§ **Provided material**:

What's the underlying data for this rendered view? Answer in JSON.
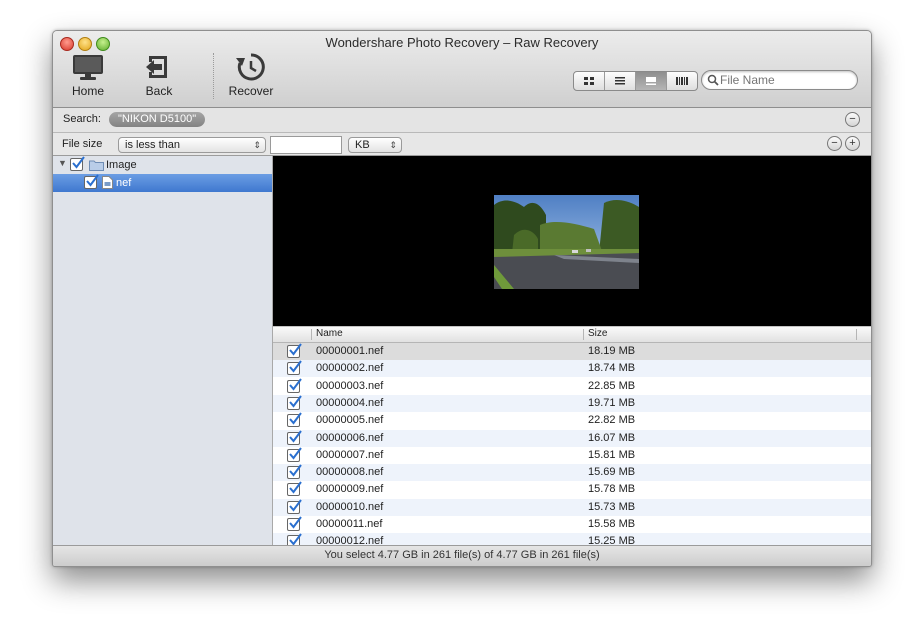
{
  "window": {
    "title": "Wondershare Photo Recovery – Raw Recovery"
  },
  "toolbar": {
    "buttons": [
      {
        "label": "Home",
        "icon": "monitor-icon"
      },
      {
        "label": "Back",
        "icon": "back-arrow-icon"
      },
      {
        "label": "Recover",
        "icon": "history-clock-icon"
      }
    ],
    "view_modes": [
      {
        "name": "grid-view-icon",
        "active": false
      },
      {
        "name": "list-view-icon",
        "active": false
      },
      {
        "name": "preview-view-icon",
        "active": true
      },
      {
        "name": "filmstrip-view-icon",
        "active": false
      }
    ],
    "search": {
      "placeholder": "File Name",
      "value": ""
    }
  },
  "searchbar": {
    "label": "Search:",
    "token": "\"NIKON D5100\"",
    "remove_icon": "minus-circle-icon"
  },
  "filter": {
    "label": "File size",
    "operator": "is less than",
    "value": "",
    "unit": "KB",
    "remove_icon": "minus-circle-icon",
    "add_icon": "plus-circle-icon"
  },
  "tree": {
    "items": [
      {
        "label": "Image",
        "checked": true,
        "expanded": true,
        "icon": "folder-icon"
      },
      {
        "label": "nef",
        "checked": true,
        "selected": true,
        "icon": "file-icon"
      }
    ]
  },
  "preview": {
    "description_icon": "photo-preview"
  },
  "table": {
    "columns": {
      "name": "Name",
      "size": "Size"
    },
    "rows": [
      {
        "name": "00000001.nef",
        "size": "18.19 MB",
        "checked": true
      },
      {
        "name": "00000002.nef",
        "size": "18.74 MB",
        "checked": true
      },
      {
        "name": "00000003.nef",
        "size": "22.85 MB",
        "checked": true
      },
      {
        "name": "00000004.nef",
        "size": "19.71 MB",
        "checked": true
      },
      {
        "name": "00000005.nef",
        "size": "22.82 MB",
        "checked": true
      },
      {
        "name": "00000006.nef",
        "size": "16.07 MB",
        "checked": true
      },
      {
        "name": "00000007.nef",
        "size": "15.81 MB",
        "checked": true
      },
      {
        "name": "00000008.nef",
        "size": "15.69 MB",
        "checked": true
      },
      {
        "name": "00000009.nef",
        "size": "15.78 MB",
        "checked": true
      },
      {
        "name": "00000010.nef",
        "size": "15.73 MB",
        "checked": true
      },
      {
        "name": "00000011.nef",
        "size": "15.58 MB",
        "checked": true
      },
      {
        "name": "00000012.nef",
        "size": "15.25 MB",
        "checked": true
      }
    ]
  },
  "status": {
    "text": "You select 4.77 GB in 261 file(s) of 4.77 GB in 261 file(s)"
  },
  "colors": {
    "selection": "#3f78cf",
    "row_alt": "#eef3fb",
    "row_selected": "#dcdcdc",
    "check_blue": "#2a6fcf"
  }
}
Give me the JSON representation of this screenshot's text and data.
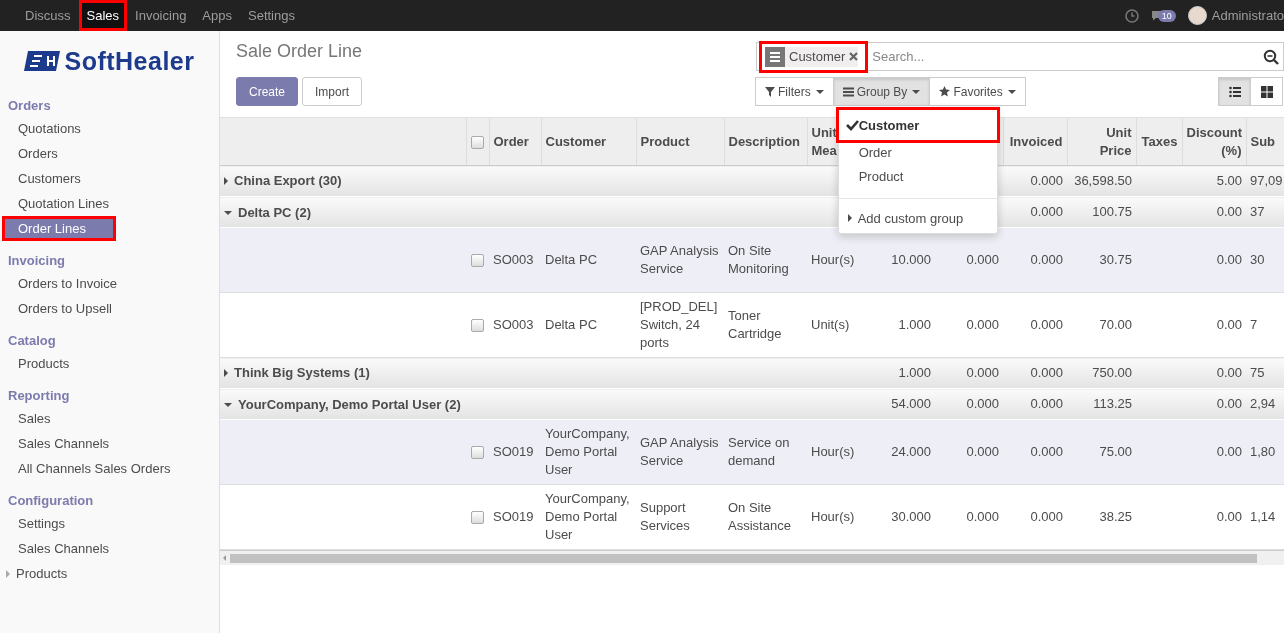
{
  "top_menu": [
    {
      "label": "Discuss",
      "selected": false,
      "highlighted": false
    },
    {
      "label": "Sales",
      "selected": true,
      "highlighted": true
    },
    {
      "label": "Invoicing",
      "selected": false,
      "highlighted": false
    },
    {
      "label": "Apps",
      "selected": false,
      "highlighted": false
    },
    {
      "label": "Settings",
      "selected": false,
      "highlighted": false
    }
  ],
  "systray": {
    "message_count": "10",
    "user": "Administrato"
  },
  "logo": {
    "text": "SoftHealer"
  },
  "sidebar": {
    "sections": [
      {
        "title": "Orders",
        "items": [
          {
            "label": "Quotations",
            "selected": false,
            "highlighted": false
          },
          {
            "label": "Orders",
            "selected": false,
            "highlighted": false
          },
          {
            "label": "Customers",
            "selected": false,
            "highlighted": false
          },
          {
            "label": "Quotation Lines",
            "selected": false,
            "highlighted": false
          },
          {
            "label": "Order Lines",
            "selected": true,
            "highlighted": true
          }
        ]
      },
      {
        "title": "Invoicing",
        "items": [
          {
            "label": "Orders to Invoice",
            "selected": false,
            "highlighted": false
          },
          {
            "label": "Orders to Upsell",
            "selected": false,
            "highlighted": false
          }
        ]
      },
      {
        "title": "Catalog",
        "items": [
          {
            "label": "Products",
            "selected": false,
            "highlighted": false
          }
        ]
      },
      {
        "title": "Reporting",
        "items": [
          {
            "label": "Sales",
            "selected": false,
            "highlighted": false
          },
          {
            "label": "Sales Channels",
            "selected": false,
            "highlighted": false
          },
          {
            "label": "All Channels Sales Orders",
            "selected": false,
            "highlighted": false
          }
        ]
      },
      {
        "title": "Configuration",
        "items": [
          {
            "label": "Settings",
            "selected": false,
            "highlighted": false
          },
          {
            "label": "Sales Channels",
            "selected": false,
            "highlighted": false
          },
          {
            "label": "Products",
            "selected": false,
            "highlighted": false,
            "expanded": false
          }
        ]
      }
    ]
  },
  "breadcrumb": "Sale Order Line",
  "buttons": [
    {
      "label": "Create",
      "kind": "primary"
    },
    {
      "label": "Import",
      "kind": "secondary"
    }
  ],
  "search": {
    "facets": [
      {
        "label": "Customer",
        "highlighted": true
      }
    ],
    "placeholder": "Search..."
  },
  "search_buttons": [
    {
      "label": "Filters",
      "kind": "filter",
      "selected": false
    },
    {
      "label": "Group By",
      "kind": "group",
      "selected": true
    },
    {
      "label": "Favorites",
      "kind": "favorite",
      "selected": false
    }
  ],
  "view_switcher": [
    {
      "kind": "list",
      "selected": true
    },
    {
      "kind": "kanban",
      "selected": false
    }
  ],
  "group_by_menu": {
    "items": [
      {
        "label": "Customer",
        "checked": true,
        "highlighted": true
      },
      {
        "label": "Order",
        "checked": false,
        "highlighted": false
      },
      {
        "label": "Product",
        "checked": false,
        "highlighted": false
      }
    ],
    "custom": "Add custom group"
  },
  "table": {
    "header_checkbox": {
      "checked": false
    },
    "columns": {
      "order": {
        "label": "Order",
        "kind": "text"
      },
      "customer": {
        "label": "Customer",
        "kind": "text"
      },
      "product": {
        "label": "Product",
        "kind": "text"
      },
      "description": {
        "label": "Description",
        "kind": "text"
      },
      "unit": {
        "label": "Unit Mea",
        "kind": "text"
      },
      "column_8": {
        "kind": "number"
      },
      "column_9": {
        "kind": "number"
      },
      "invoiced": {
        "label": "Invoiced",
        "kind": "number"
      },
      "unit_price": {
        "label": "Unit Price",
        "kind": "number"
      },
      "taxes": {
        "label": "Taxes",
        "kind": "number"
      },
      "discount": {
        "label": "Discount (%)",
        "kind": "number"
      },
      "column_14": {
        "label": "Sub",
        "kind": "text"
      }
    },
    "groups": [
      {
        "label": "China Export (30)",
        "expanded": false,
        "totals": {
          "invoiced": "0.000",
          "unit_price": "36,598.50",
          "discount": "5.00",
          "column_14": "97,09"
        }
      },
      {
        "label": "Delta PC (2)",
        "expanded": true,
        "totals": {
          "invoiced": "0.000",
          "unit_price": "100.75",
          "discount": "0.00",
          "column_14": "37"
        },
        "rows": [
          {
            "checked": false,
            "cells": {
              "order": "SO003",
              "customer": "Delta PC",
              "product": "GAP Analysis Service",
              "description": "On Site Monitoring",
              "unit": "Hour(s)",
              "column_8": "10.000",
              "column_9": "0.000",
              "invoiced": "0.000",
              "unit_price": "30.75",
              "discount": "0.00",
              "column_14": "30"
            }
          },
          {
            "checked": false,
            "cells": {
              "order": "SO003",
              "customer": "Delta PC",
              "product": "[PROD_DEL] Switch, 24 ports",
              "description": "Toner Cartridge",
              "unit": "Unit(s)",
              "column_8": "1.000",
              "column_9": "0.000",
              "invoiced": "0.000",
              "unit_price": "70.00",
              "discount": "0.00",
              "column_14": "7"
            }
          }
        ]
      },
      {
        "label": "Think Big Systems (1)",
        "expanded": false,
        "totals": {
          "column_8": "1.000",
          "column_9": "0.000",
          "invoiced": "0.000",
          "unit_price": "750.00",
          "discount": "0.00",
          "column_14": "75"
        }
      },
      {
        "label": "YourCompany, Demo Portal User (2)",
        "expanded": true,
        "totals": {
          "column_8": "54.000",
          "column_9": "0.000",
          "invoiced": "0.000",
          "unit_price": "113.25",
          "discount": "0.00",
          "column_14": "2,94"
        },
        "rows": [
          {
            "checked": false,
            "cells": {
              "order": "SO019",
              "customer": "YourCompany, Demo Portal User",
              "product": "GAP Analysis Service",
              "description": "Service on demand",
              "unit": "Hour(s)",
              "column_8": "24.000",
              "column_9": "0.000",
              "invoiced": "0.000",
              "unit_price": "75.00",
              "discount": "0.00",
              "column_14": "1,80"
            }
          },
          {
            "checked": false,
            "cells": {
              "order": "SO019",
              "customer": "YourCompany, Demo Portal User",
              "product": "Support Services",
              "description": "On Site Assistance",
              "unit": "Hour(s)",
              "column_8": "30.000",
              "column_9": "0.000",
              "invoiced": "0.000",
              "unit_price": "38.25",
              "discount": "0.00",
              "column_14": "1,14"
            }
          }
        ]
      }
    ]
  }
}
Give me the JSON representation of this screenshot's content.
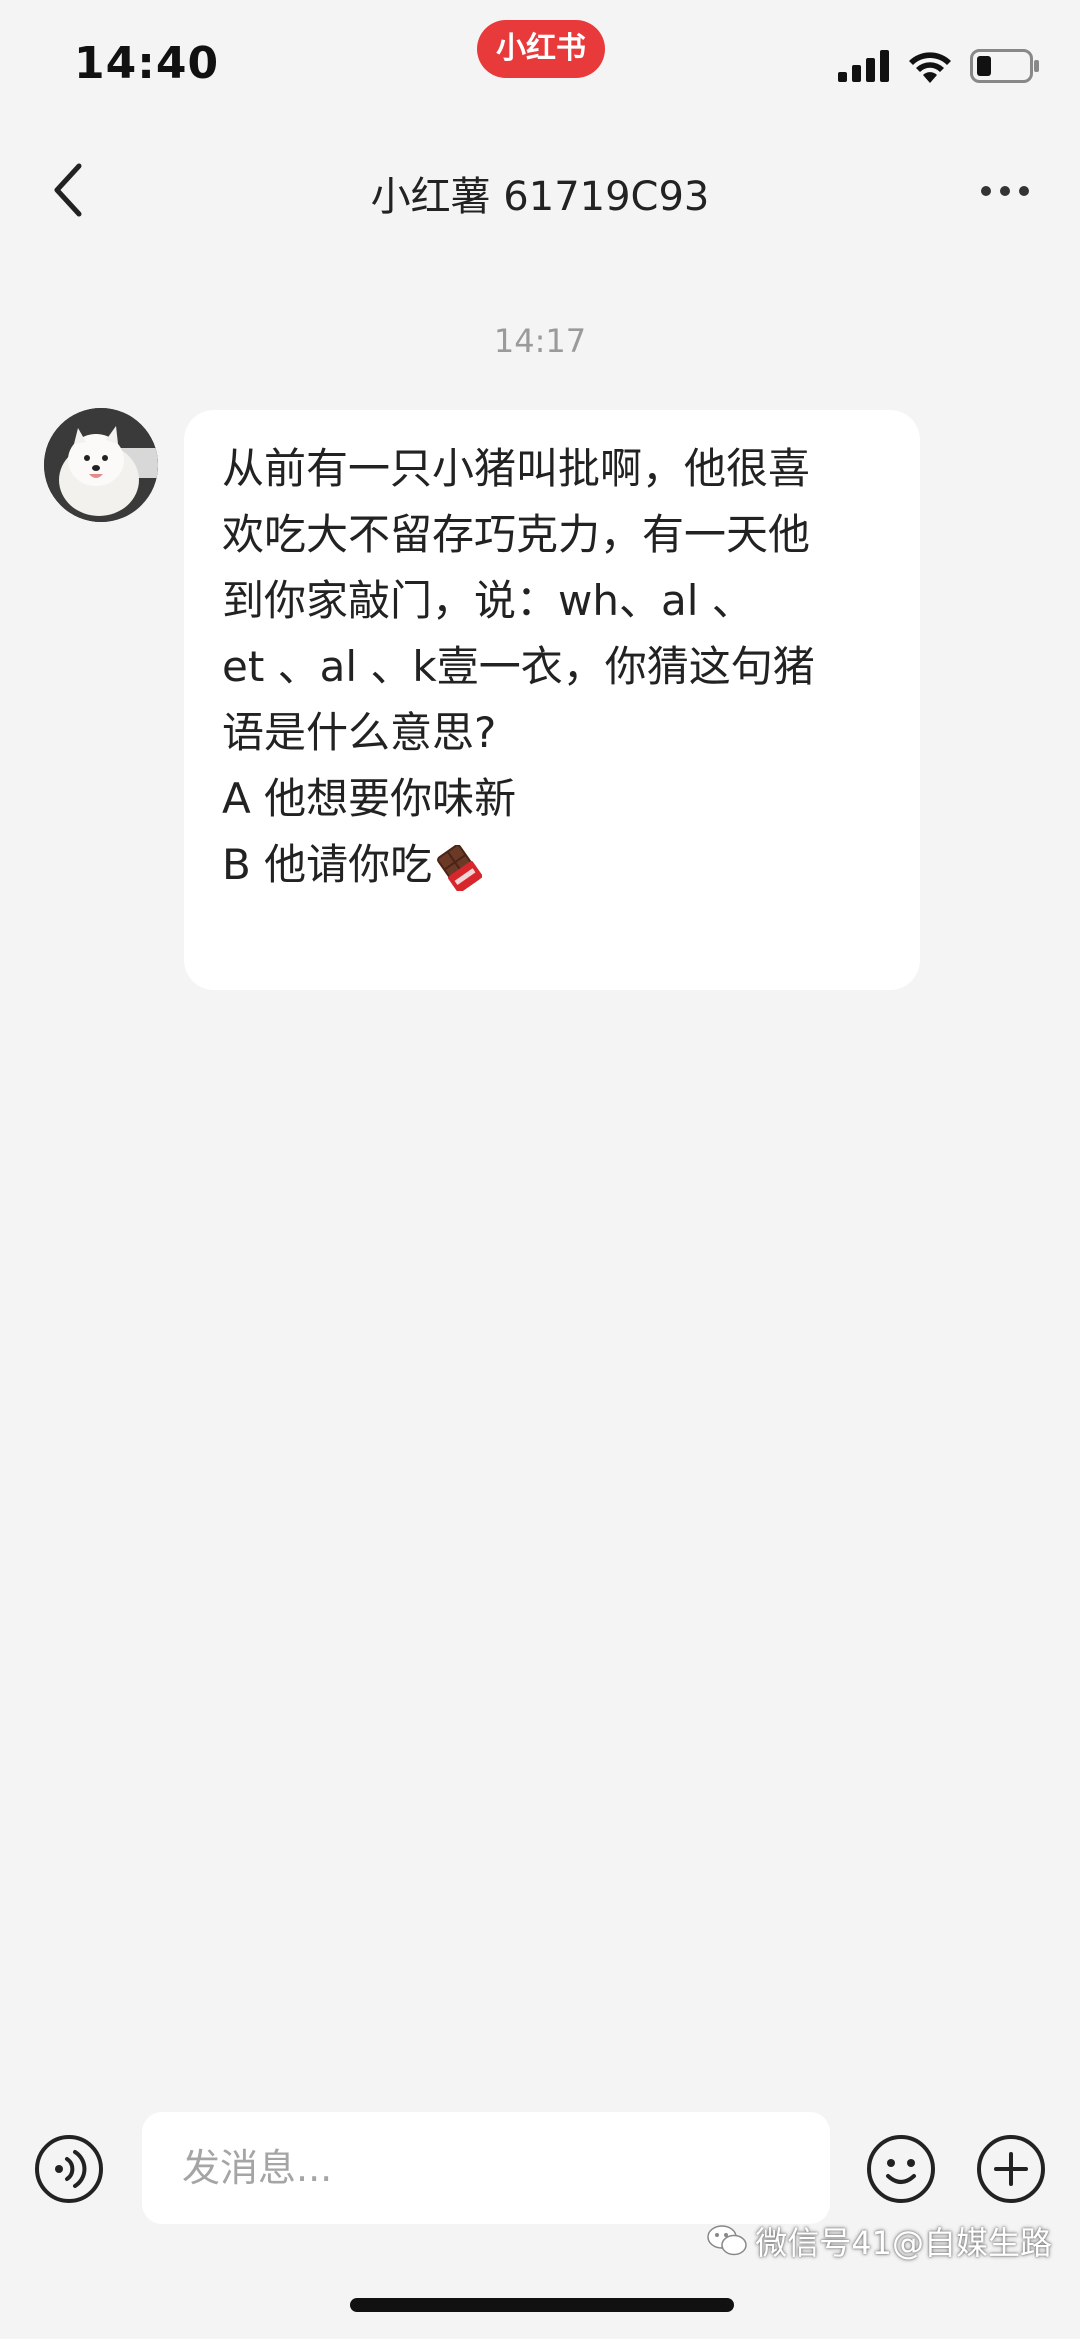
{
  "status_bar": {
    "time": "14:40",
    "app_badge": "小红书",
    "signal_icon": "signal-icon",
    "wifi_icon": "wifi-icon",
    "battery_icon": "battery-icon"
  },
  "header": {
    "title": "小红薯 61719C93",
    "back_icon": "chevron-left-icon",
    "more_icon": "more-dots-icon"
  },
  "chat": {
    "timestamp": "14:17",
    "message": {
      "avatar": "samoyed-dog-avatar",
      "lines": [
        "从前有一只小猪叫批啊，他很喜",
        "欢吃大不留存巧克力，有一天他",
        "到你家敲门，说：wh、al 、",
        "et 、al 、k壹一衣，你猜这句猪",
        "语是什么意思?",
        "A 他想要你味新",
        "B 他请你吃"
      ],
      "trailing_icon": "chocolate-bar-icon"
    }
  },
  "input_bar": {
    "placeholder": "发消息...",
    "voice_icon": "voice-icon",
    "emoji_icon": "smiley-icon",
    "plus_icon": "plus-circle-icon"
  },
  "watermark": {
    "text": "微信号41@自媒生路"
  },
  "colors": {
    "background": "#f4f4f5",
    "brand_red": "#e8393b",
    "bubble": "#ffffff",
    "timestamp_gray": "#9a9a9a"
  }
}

§ **Exercise details**: Can the lines from the one with "Give me the JSON representation of this screenshot's content." to the end of the records above be quoted exactly, both ends included, with every picture omitted?

§ **The output**:
Give me the JSON representation of this screenshot's content.
{
  "status_bar": {
    "time": "14:40",
    "app_badge": "小红书",
    "signal_icon": "signal-icon",
    "wifi_icon": "wifi-icon",
    "battery_icon": "battery-icon"
  },
  "header": {
    "title": "小红薯 61719C93",
    "back_icon": "chevron-left-icon",
    "more_icon": "more-dots-icon"
  },
  "chat": {
    "timestamp": "14:17",
    "message": {
      "avatar": "samoyed-dog-avatar",
      "lines": [
        "从前有一只小猪叫批啊，他很喜",
        "欢吃大不留存巧克力，有一天他",
        "到你家敲门，说：wh、al 、",
        "et 、al 、k壹一衣，你猜这句猪",
        "语是什么意思?",
        "A 他想要你味新",
        "B 他请你吃"
      ],
      "trailing_icon": "chocolate-bar-icon"
    }
  },
  "input_bar": {
    "placeholder": "发消息...",
    "voice_icon": "voice-icon",
    "emoji_icon": "smiley-icon",
    "plus_icon": "plus-circle-icon"
  },
  "watermark": {
    "text": "微信号41@自媒生路"
  },
  "colors": {
    "background": "#f4f4f5",
    "brand_red": "#e8393b",
    "bubble": "#ffffff",
    "timestamp_gray": "#9a9a9a"
  }
}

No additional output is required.